STATED PROBLEM: Which lines hold the word "xlabel"? Show each of them.

Entries with figure data:

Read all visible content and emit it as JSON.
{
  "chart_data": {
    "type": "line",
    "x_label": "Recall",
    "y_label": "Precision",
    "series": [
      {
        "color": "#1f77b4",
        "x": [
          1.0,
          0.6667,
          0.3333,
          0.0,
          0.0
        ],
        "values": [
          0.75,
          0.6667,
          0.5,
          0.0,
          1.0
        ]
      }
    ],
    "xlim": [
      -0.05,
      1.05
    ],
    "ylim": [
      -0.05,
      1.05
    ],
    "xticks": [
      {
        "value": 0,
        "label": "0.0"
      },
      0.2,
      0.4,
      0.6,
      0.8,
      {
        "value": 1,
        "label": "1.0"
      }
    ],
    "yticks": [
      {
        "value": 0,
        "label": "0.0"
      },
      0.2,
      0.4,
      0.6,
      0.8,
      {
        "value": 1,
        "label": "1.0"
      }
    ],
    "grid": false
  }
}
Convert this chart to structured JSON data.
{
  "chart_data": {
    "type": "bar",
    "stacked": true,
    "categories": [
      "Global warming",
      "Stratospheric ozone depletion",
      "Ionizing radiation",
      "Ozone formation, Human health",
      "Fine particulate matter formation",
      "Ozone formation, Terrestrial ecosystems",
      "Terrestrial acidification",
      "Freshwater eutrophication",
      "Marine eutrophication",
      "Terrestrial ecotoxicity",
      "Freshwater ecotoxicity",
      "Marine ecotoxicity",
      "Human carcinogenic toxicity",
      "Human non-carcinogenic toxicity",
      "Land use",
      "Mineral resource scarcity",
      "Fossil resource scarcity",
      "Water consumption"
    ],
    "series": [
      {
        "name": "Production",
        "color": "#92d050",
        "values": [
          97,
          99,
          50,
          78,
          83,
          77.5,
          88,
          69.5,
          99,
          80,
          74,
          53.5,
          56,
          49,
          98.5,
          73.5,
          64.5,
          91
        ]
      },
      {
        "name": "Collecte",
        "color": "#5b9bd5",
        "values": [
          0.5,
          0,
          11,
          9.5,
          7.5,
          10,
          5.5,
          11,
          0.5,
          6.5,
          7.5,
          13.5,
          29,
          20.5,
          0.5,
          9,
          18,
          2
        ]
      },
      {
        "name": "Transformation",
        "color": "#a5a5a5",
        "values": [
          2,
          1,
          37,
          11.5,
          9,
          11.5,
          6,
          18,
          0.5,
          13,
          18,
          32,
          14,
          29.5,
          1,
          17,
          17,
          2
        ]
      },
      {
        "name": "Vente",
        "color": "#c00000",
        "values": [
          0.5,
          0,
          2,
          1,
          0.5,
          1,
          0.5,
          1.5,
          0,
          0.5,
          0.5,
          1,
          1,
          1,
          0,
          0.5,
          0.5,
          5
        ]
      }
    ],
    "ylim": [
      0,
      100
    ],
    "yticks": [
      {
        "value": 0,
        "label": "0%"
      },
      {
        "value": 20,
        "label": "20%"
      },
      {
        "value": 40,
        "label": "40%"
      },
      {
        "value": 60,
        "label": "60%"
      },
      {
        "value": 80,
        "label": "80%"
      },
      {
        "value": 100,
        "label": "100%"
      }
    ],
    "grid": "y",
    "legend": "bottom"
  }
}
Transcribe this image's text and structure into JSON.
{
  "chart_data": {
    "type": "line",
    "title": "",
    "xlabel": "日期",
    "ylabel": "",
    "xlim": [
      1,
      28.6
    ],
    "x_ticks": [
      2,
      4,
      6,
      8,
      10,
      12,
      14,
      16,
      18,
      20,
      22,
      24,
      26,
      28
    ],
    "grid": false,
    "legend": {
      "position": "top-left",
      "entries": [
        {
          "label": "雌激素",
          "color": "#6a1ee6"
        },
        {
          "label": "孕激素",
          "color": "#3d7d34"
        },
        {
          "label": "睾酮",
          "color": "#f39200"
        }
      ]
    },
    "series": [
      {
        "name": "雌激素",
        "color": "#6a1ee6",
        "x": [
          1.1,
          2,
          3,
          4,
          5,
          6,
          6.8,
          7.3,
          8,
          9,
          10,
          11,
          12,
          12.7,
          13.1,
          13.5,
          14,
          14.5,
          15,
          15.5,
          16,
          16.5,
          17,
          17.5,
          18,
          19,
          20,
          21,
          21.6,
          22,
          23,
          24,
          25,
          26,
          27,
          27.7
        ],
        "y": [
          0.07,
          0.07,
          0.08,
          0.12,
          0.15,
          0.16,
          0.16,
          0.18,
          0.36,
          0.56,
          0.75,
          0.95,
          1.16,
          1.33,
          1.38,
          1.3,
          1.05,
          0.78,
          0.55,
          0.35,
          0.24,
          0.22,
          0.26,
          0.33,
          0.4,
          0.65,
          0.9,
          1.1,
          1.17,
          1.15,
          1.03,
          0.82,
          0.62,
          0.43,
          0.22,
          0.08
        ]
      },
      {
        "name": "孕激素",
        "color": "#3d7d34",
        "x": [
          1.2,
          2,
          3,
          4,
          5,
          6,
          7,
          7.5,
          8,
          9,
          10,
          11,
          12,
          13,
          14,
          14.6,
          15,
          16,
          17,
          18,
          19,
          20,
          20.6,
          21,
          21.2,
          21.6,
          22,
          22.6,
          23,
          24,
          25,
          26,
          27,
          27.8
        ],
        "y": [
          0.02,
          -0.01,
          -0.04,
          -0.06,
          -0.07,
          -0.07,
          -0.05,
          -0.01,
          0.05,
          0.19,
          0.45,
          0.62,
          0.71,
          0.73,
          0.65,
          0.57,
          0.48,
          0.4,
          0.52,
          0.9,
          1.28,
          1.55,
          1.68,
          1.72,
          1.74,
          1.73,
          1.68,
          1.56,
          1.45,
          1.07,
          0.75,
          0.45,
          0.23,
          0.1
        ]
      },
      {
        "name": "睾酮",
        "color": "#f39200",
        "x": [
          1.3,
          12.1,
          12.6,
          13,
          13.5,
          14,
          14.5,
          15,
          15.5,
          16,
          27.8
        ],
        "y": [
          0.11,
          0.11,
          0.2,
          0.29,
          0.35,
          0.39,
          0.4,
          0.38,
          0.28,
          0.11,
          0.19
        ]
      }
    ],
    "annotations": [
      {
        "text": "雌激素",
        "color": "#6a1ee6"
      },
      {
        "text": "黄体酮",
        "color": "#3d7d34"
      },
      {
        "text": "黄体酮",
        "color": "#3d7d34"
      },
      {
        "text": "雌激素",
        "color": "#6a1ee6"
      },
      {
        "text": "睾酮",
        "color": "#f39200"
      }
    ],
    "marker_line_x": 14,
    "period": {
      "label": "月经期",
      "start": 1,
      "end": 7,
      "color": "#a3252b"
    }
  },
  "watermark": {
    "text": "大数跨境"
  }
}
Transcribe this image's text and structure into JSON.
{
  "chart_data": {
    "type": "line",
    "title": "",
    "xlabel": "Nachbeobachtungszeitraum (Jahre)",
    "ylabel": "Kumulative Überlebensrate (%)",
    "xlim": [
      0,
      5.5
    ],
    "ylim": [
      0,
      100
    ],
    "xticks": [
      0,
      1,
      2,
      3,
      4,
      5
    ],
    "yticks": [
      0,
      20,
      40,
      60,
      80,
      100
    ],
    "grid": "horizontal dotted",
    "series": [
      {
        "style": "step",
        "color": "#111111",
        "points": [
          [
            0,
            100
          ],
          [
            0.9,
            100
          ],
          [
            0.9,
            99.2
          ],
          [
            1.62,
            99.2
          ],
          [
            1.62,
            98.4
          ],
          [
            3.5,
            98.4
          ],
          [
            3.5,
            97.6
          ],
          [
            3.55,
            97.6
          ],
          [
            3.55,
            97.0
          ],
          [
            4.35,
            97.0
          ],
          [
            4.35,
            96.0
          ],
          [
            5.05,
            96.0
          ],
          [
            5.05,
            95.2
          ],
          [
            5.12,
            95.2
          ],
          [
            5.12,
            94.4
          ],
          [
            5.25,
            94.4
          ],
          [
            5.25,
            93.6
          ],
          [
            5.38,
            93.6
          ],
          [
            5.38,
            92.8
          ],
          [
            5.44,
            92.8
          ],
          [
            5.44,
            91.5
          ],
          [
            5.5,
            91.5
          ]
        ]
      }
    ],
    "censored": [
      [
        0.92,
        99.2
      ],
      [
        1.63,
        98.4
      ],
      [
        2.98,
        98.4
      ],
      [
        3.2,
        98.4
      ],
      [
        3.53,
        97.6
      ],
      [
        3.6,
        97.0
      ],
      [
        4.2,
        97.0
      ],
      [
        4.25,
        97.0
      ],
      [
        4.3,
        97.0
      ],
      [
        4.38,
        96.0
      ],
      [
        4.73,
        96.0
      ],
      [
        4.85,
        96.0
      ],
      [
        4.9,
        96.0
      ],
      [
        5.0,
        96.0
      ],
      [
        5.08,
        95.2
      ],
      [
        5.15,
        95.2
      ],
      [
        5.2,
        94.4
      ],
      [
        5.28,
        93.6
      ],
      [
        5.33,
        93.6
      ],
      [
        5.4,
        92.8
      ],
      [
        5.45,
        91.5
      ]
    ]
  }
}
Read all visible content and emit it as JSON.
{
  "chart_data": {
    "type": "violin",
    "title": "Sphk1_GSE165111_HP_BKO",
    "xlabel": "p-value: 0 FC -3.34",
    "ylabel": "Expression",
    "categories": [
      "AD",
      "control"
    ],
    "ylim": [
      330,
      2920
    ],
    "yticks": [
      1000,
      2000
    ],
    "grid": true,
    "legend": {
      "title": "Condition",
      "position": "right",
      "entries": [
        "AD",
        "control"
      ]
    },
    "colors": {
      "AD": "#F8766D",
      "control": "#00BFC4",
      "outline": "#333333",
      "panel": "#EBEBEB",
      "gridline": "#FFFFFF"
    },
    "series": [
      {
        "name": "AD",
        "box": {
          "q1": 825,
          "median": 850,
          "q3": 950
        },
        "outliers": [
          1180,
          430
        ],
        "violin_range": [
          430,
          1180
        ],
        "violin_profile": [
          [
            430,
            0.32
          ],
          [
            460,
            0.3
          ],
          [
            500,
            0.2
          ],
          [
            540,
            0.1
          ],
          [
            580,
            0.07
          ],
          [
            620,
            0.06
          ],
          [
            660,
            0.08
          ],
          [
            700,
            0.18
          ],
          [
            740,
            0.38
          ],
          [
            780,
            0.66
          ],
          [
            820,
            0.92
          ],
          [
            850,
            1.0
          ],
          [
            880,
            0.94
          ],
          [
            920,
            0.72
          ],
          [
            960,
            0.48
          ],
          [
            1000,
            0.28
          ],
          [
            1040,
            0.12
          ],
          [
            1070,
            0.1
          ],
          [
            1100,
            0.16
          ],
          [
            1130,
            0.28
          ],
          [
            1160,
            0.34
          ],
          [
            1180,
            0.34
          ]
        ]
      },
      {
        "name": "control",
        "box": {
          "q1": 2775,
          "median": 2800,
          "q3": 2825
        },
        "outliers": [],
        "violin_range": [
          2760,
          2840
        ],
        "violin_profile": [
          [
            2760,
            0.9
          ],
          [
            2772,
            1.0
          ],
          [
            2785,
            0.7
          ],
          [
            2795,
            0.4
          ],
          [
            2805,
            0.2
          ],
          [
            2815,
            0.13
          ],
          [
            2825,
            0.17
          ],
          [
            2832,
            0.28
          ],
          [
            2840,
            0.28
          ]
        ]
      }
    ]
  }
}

RESULT FOR THIS TASK:
    "xlabel": "日期",
    "xlabel": "Nachbeobachtungszeitraum (Jahre)",
    "xlabel": "p-value: 0 FC -3.34",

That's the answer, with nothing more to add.